_Job_
Set the listing down again exactly, please, apart from its pictures.
>> Start Given records
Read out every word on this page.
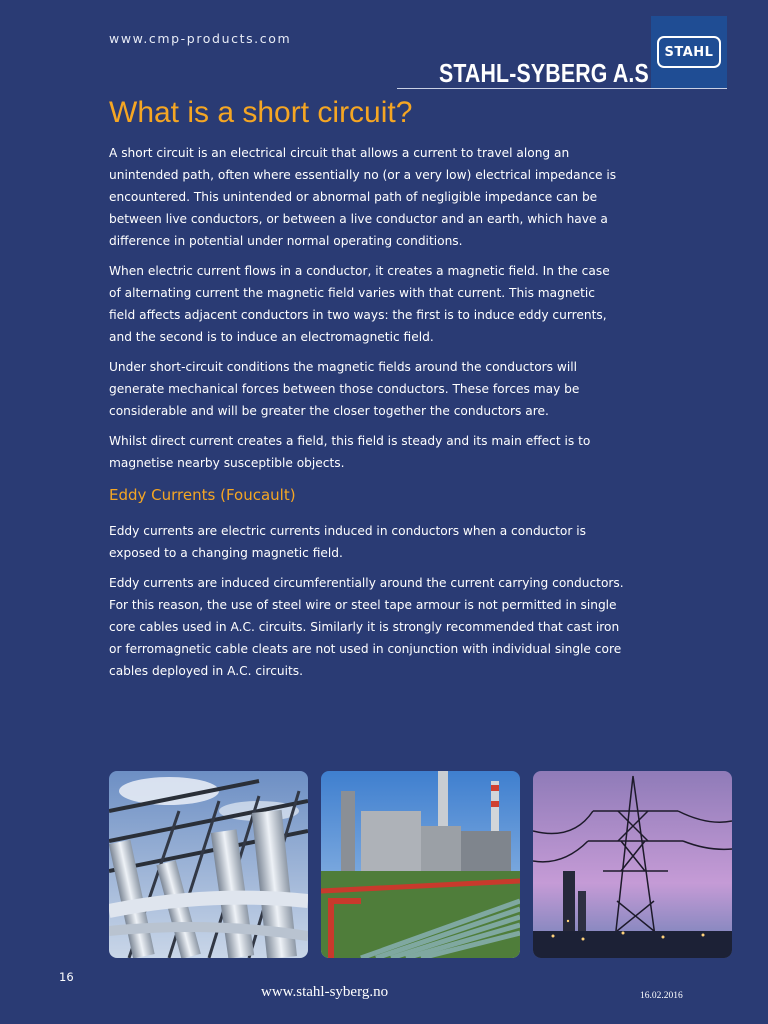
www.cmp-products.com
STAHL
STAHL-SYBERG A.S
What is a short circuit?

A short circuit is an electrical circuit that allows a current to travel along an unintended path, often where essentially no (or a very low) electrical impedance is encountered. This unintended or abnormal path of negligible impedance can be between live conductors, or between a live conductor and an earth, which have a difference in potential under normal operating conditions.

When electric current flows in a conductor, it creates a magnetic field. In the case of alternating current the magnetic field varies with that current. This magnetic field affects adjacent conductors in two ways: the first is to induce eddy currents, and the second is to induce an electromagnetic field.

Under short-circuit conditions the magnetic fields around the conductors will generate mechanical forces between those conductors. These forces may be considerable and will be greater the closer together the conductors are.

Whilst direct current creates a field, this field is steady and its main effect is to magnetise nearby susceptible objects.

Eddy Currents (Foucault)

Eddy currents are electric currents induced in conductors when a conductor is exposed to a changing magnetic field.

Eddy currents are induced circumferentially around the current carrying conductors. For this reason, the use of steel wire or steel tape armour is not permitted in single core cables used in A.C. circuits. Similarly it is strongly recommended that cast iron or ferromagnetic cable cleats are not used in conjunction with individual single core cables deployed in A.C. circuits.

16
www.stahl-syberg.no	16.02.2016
>> End Given records
_The solution_
Read out every word on this page.
www.cmp-products.com
STAHL
STAHL-SYBERG A.S
What is a short circuit?

A short circuit is an electrical circuit that allows a current to travel along an unintended path, often where essentially no (or a very low) electrical impedance is encountered. This unintended or abnormal path of negligible impedance can be between live conductors, or between a live conductor and an earth, which have a difference in potential under normal operating conditions.

When electric current flows in a conductor, it creates a magnetic field. In the case of alternating current the magnetic field varies with that current. This magnetic field affects adjacent conductors in two ways: the first is to induce eddy currents, and the second is to induce an electromagnetic field.

Under short-circuit conditions the magnetic fields around the conductors will generate mechanical forces between those conductors. These forces may be considerable and will be greater the closer together the conductors are.

Whilst direct current creates a field, this field is steady and its main effect is to magnetise nearby susceptible objects.

Eddy Currents (Foucault)

Eddy currents are electric currents induced in conductors when a conductor is exposed to a changing magnetic field.

Eddy currents are induced circumferentially around the current carrying conductors. For this reason, the use of steel wire or steel tape armour is not permitted in single core cables used in A.C. circuits. Similarly it is strongly recommended that cast iron or ferromagnetic cable cleats are not used in conjunction with individual single core cables deployed in A.C. circuits.

16
www.stahl-syberg.no	16.02.2016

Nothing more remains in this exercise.